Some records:
_ _ _
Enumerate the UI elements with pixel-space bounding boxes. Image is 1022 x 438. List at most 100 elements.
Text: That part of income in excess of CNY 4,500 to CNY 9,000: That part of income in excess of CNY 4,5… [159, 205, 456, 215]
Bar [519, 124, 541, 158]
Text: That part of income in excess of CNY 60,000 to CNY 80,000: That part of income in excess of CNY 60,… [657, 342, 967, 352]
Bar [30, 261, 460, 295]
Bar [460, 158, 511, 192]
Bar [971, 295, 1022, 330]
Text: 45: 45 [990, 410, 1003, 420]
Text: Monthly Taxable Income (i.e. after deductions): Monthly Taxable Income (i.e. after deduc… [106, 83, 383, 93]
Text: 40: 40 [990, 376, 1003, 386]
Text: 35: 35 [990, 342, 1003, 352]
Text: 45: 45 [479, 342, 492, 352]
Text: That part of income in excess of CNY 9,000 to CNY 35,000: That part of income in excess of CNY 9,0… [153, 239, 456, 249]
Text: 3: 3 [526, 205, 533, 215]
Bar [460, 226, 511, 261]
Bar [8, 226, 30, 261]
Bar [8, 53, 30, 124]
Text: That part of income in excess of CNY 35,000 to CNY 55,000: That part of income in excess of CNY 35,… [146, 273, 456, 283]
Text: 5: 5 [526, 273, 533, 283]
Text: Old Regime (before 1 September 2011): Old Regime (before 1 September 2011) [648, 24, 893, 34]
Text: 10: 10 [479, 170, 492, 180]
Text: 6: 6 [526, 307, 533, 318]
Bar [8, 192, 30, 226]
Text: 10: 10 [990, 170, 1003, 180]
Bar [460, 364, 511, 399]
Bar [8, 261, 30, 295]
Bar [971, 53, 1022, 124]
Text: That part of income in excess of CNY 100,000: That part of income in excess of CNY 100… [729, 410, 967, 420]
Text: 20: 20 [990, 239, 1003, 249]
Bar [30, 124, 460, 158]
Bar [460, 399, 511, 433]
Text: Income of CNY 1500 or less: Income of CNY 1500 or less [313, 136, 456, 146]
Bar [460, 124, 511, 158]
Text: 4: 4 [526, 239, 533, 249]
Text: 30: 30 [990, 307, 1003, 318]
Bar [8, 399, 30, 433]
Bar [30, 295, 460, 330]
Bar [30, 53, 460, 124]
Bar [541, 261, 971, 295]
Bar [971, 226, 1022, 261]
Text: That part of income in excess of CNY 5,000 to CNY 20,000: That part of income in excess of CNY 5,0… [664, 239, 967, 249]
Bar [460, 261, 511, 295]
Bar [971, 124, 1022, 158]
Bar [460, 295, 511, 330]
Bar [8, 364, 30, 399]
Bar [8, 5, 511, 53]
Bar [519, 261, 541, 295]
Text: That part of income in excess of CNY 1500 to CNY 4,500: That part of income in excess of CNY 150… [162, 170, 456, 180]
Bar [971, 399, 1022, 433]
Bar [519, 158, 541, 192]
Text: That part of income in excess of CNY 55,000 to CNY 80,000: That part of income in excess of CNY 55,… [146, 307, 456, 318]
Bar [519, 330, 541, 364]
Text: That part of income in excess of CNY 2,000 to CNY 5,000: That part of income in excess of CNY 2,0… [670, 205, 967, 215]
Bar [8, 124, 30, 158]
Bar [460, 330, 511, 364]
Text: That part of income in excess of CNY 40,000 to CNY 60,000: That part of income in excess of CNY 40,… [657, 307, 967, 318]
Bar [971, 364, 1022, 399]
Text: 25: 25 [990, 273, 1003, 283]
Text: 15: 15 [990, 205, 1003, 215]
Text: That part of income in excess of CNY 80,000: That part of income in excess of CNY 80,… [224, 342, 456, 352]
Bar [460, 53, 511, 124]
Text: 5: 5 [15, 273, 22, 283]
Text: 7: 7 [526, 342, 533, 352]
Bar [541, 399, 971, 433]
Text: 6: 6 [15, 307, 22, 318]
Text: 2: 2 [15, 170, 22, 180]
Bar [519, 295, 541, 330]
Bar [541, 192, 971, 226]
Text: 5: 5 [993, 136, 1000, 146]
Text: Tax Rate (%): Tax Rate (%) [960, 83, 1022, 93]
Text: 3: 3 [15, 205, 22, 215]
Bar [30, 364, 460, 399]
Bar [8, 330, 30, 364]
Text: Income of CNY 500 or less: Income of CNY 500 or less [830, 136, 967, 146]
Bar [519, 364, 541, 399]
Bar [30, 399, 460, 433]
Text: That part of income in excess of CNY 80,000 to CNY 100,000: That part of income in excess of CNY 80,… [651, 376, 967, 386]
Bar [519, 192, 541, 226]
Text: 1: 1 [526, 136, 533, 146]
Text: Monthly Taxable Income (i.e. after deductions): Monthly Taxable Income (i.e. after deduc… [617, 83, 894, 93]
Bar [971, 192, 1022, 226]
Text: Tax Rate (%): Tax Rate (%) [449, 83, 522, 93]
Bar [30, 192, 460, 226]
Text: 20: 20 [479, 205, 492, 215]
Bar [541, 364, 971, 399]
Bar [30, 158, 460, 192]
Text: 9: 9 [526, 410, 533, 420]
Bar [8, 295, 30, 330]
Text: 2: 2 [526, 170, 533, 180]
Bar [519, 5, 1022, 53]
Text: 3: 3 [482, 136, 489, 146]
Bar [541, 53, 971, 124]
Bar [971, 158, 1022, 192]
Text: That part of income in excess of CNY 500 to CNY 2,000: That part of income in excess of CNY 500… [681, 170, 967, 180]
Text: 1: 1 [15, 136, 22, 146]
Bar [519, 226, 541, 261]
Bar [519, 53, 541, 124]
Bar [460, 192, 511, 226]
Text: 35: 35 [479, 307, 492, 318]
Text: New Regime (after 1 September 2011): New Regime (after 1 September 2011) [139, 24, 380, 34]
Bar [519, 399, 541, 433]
_ _ _
* **Exercise objective**
Can you rewrite the records above as a numbered list, leaving out any blank lines? Cover only the part that runs from the start of the records through the line containing "Bar [519, 261, 541, 295]", with both ends included.

* **Written answer**
1. Enumerate the UI elements with pixel-space bounding boxes. Image is 1022 x 438. List at most 100 elements.
2. Text: That part of income in excess of CNY 4,500 to CNY 9,000: That part of income in excess of CNY 4,5… [159, 205, 456, 215]
3. Bar [519, 124, 541, 158]
4. Text: That part of income in excess of CNY 60,000 to CNY 80,000: That part of income in excess of CNY 60,… [657, 342, 967, 352]
5. Bar [30, 261, 460, 295]
6. Bar [460, 158, 511, 192]
7. Bar [971, 295, 1022, 330]
8. Text: 45: 45 [990, 410, 1003, 420]
9. Text: Monthly Taxable Income (i.e. after deductions): Monthly Taxable Income (i.e. after deduc… [106, 83, 383, 93]
10. Text: 40: 40 [990, 376, 1003, 386]
11. Text: 35: 35 [990, 342, 1003, 352]
12. Text: 45: 45 [479, 342, 492, 352]
13. Text: That part of income in excess of CNY 9,000 to CNY 35,000: That part of income in excess of CNY 9,0… [153, 239, 456, 249]
14. Text: 3: 3 [526, 205, 533, 215]
15. Bar [460, 226, 511, 261]
16. Bar [8, 226, 30, 261]
17. Bar [8, 53, 30, 124]
18. Text: That part of income in excess of CNY 35,000 to CNY 55,000: That part of income in excess of CNY 35,… [146, 273, 456, 283]
19. Text: 5: 5 [526, 273, 533, 283]
20. Text: Old Regime (before 1 September 2011): Old Regime (before 1 September 2011) [648, 24, 893, 34]
21. Text: 10: 10 [479, 170, 492, 180]
22. Text: 6: 6 [526, 307, 533, 318]
23. Bar [8, 192, 30, 226]
24. Text: 10: 10 [990, 170, 1003, 180]
25. Bar [460, 364, 511, 399]
26. Bar [8, 261, 30, 295]
27. Bar [971, 53, 1022, 124]
28. Text: That part of income in excess of CNY 100,000: That part of income in excess of CNY 100… [729, 410, 967, 420]
29. Text: 20: 20 [990, 239, 1003, 249]
30. Bar [30, 124, 460, 158]
31. Bar [460, 399, 511, 433]
32. Text: Income of CNY 1500 or less: Income of CNY 1500 or less [313, 136, 456, 146]
33. Bar [460, 124, 511, 158]
34. Text: 4: 4 [526, 239, 533, 249]
35. Text: 30: 30 [990, 307, 1003, 318]
36. Bar [8, 399, 30, 433]
37. Bar [30, 295, 460, 330]
38. Bar [30, 53, 460, 124]
39. Bar [541, 261, 971, 295]
40. Bar [971, 226, 1022, 261]
41. Text: That part of income in excess of CNY 5,000 to CNY 20,000: That part of income in excess of CNY 5,0… [664, 239, 967, 249]
42. Bar [460, 261, 511, 295]
43. Bar [971, 124, 1022, 158]
44. Bar [460, 295, 511, 330]
45. Bar [8, 364, 30, 399]
46. Bar [8, 5, 511, 53]
47. Bar [519, 261, 541, 295]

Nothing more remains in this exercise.